● **The exercise**
The exercise asks you to copy every line below in which "true" appears.
+++
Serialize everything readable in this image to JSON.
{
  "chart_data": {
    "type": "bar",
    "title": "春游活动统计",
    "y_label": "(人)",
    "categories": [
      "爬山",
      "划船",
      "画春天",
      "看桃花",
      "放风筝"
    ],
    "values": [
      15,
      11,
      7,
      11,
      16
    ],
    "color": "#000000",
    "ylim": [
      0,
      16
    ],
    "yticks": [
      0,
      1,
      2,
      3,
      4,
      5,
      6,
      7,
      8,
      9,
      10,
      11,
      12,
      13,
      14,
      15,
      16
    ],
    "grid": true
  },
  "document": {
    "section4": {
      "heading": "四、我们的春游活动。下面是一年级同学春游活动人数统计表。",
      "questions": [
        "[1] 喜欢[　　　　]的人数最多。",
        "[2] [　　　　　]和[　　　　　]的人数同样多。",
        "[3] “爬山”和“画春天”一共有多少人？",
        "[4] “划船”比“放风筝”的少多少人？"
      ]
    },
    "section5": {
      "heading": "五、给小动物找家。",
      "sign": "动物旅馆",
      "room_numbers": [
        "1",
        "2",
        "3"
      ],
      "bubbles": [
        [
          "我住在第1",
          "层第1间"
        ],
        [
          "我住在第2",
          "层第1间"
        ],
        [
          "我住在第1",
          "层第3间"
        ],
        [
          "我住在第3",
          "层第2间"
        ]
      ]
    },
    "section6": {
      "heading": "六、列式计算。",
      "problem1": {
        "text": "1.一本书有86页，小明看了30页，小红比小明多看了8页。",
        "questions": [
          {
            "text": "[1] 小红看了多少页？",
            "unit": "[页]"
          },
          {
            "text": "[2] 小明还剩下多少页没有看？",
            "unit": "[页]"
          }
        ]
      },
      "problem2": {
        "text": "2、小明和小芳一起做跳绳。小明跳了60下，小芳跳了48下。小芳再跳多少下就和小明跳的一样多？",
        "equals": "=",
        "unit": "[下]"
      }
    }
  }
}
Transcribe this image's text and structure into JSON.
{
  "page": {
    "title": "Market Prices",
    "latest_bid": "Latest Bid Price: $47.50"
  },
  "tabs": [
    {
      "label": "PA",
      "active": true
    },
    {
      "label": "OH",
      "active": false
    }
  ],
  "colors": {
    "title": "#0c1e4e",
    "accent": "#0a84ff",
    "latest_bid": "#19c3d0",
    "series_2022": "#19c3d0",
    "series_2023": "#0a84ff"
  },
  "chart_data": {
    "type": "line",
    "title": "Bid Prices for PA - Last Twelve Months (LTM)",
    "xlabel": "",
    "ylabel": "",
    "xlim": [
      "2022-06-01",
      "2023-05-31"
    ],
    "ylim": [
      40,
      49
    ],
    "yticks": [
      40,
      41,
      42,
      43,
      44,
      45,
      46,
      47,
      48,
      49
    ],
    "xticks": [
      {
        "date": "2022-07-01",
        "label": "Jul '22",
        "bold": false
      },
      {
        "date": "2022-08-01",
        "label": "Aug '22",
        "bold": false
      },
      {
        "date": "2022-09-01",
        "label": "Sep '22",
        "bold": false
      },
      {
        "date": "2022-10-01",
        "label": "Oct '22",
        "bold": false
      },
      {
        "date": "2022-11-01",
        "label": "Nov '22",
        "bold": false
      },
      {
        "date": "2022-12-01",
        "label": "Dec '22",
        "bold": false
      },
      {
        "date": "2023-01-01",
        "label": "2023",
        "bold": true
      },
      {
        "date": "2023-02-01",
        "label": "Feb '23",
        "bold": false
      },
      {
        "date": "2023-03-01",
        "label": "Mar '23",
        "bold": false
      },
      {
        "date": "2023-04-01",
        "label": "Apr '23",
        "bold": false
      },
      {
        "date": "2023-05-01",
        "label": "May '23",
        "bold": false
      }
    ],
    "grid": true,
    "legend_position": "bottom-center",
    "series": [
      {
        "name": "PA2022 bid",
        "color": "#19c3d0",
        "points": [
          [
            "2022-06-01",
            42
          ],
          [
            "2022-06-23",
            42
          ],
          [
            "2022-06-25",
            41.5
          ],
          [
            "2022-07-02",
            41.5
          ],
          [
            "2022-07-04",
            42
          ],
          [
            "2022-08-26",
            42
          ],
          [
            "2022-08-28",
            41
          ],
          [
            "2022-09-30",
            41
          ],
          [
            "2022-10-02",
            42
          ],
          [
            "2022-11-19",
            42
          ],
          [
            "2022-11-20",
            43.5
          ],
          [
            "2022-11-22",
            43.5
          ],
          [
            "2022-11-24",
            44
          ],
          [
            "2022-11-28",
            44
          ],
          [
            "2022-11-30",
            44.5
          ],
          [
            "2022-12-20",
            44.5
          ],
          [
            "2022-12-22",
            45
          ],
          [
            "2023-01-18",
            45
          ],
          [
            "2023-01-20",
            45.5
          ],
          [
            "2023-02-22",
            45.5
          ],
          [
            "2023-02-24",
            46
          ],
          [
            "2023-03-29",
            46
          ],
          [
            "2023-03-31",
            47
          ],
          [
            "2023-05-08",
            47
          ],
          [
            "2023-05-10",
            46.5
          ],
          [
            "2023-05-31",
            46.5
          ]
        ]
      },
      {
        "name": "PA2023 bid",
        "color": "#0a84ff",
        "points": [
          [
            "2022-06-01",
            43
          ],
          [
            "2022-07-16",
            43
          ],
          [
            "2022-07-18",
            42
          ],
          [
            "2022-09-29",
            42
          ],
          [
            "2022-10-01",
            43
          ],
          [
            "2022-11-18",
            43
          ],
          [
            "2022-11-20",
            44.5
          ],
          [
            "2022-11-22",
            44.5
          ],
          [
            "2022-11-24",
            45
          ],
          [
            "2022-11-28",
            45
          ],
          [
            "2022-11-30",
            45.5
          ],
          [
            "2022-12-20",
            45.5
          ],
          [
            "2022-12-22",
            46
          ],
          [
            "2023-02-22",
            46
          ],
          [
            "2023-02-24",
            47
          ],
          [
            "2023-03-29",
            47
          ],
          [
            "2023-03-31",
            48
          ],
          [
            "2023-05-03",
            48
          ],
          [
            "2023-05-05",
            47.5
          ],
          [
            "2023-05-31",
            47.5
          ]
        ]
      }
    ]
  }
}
+++
● **Solution**
    "grid": true
      "active": true
        "bold": true
    "grid": true,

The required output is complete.